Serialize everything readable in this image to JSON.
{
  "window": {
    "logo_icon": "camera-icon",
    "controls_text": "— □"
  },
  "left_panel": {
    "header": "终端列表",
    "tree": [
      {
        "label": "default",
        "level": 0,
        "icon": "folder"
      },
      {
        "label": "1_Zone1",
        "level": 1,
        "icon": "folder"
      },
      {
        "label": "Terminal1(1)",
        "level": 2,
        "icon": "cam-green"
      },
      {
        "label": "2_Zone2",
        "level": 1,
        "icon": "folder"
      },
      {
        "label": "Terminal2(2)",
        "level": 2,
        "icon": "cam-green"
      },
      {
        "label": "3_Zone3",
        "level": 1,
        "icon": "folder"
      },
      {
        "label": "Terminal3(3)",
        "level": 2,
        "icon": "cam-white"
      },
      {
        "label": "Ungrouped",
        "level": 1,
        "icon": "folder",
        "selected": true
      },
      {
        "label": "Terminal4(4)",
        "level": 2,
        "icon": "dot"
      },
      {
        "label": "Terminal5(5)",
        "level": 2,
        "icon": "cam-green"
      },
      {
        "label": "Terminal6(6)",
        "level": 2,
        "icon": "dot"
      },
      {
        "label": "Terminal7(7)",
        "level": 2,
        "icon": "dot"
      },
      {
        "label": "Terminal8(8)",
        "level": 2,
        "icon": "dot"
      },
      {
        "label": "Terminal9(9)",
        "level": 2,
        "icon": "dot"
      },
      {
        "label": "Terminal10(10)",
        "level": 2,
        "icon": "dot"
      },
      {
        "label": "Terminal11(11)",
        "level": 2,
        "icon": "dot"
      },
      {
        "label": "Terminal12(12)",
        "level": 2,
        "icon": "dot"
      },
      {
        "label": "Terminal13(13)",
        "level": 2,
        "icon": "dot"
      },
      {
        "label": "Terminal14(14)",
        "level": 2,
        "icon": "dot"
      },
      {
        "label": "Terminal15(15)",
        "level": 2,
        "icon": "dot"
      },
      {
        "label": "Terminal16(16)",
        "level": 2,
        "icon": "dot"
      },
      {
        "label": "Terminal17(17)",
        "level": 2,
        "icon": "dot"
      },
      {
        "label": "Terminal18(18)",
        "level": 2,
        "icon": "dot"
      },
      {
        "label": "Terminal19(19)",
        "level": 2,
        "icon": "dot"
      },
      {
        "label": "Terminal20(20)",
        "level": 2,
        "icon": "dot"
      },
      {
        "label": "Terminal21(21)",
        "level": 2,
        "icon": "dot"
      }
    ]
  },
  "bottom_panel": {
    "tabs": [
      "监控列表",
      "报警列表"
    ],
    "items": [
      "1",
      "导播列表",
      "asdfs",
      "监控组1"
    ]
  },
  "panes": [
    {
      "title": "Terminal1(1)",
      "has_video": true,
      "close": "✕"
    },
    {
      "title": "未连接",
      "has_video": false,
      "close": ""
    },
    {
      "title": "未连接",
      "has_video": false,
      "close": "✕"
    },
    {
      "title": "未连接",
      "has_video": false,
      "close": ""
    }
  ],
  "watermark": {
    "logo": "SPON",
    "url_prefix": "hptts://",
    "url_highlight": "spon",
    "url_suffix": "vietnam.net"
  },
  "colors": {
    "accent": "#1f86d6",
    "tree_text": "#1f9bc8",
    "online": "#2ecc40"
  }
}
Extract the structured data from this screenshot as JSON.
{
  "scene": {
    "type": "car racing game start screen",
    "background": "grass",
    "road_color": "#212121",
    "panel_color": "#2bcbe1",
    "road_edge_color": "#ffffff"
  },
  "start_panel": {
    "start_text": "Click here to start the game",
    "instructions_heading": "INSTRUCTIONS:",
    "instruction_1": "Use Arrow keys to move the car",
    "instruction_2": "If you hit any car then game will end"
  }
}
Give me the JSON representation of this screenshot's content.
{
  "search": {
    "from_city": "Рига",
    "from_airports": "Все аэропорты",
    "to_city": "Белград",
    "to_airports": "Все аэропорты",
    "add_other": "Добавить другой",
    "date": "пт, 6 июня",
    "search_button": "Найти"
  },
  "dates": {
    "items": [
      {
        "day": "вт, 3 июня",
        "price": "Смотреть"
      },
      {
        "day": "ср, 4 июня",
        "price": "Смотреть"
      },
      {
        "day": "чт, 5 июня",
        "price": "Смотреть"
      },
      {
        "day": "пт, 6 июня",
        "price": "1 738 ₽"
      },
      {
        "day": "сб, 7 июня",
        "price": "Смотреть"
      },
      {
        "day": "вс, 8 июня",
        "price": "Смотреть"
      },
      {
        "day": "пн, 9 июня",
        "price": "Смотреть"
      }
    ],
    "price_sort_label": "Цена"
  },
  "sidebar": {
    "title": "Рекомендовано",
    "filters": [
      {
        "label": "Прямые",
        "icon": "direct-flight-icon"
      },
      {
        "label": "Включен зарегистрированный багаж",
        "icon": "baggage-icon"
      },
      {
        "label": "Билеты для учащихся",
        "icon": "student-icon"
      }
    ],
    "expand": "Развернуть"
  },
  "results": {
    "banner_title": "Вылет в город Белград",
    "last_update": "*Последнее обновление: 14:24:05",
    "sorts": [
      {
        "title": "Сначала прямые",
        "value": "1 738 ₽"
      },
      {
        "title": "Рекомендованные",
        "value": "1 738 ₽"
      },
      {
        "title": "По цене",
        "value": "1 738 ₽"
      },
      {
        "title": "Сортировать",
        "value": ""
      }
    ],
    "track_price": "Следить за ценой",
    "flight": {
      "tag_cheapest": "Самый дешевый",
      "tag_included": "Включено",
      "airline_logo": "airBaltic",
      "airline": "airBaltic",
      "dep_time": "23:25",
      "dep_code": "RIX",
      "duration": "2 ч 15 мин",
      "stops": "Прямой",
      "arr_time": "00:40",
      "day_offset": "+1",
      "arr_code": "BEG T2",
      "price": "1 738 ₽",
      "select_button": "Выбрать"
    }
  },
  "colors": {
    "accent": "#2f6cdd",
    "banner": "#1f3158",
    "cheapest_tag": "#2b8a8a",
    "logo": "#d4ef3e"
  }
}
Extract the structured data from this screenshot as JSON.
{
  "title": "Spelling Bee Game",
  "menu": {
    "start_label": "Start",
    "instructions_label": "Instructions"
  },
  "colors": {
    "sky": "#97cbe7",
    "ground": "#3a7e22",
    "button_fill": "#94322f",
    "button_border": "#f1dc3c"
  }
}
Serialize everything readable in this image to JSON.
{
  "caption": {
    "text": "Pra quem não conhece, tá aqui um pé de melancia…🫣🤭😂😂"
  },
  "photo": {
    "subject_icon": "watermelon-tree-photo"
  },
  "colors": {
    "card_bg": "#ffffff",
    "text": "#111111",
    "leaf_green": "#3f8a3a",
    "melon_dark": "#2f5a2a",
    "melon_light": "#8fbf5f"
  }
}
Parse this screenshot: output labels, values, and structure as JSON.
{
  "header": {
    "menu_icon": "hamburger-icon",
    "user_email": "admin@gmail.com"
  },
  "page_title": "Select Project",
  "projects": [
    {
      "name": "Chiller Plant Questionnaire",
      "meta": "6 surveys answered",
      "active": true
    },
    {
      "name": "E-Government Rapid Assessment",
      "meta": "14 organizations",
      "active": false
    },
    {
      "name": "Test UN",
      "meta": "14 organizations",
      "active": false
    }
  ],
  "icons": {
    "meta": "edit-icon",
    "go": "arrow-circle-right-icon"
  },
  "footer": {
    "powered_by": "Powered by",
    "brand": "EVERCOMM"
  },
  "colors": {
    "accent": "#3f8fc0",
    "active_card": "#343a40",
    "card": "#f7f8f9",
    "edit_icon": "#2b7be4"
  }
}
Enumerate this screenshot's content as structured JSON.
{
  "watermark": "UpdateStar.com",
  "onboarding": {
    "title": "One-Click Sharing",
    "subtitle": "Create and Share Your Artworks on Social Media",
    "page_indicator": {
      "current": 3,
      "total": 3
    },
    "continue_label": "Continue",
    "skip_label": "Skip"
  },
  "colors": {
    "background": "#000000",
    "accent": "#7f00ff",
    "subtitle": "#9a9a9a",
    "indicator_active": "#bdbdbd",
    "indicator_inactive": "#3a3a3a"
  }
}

+ + + +

▶ **Goal of the exercise**:
Using the records above, gather all lines where the string "аэропорты" is present.

▶ **Reply to the task**:
    "from_airports": "Все аэропорты",
    "to_airports": "Все аэропорты",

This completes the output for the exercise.